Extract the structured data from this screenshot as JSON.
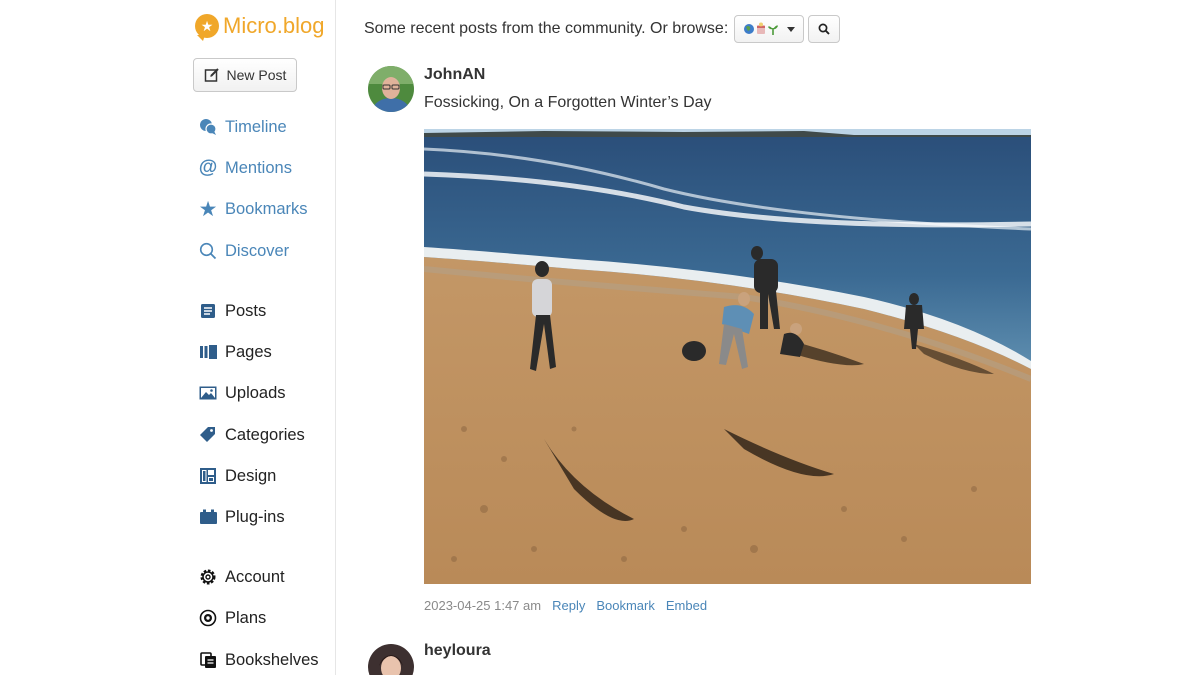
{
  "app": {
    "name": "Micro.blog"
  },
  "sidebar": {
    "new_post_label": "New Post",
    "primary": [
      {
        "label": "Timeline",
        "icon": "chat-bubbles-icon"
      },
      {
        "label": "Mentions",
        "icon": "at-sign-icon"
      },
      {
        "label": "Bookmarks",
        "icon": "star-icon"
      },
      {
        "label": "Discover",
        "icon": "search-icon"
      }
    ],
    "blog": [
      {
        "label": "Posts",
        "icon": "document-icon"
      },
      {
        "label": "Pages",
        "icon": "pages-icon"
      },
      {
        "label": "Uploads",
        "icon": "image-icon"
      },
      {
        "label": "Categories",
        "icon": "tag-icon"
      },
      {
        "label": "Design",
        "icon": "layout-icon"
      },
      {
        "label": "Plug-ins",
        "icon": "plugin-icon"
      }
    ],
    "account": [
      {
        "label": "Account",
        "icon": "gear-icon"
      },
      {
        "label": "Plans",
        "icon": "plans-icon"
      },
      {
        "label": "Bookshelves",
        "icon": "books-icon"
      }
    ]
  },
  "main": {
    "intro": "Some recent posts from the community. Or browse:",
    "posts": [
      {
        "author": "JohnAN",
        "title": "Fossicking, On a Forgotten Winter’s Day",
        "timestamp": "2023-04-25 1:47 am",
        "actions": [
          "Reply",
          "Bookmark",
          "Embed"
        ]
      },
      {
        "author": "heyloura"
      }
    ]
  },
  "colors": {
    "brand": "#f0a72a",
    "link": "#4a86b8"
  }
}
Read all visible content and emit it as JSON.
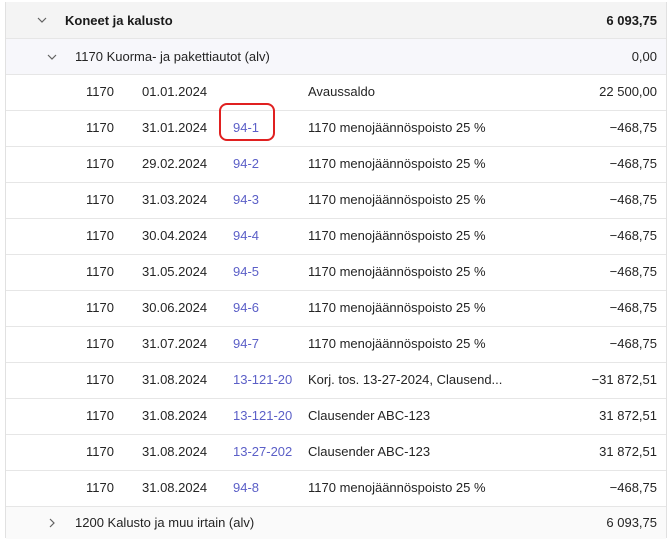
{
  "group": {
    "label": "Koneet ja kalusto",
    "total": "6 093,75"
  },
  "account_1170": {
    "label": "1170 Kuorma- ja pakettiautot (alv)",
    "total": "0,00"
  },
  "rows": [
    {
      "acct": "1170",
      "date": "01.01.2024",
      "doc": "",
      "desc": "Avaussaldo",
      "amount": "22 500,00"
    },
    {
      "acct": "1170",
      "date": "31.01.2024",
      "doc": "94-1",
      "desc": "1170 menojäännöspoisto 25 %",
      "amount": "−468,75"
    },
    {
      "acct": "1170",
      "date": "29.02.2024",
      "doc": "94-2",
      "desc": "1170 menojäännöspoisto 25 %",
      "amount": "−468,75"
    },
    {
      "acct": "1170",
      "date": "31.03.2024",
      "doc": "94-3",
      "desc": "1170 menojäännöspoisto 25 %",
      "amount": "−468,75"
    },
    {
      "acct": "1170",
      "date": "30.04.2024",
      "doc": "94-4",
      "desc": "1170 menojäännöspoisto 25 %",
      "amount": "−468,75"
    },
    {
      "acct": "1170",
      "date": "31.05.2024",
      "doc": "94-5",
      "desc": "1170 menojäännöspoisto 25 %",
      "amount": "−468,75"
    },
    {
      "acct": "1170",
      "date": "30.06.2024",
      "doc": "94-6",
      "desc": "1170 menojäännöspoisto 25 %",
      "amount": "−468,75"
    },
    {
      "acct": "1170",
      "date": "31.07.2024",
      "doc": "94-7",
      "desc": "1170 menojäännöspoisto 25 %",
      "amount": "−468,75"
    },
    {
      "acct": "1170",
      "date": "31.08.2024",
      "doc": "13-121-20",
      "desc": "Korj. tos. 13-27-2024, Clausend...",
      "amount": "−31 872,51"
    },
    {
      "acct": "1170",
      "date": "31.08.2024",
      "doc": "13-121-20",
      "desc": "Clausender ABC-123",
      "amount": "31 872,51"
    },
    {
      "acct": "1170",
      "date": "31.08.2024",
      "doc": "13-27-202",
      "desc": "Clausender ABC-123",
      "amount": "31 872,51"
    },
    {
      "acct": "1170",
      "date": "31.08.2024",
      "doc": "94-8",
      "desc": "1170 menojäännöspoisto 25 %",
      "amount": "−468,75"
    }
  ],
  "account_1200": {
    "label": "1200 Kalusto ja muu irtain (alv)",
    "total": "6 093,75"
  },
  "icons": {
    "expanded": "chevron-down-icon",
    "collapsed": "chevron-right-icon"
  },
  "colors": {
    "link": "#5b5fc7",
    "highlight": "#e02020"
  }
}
-------
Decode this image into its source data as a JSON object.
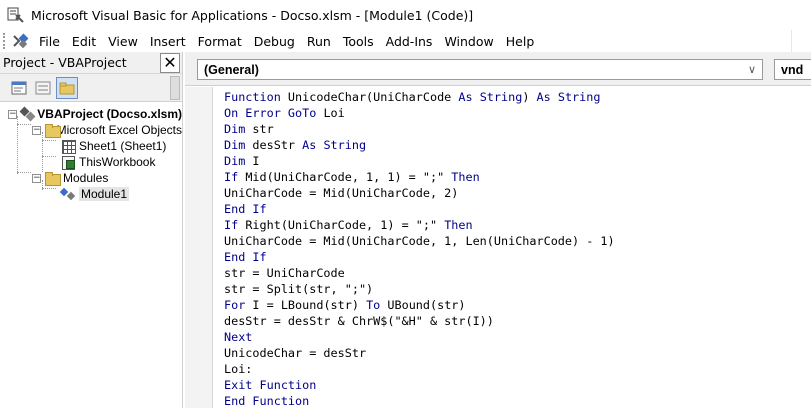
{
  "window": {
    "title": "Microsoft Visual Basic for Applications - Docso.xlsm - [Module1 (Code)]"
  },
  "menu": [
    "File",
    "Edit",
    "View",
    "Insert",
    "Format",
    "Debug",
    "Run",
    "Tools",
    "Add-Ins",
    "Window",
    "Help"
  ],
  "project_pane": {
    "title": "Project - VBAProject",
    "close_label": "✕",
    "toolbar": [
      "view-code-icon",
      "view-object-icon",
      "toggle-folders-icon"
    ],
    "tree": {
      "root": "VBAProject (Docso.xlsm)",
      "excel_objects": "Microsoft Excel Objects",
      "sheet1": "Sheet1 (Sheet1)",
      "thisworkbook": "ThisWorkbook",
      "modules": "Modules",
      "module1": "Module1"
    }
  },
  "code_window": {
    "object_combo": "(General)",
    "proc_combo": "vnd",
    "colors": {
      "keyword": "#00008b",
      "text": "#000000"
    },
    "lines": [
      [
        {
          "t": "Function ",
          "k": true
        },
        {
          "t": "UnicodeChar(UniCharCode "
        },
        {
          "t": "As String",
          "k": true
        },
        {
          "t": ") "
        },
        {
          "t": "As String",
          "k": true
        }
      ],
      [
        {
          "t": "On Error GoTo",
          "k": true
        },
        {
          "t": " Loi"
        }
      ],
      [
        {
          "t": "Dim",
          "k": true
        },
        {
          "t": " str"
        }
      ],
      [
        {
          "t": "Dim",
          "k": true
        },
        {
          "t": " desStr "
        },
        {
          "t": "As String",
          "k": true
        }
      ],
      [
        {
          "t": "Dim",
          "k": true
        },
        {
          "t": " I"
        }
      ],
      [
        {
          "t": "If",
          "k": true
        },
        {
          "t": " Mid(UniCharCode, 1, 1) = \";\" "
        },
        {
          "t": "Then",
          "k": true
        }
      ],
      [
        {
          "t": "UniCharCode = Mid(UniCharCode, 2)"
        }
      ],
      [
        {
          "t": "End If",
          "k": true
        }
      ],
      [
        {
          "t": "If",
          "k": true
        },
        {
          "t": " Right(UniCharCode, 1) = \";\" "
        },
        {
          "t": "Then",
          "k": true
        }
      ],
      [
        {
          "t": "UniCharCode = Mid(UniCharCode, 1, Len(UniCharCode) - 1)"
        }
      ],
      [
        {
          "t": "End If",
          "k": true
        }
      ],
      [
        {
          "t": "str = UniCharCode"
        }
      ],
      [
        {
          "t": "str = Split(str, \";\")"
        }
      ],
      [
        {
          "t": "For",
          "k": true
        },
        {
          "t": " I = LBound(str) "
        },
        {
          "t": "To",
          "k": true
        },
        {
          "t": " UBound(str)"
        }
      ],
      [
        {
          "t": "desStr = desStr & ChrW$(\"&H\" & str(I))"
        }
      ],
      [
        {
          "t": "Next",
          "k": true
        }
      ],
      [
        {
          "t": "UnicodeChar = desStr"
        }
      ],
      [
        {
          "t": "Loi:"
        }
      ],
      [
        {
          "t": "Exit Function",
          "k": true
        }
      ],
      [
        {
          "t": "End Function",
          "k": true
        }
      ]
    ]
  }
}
-------
Where a line in the entries holds the word "xlsm", copy that line.

    "title": "Microsoft Visual Basic for Applications - Docso.xlsm - [Module1 (Code)]"
      "root": "VBAProject (Docso.xlsm)",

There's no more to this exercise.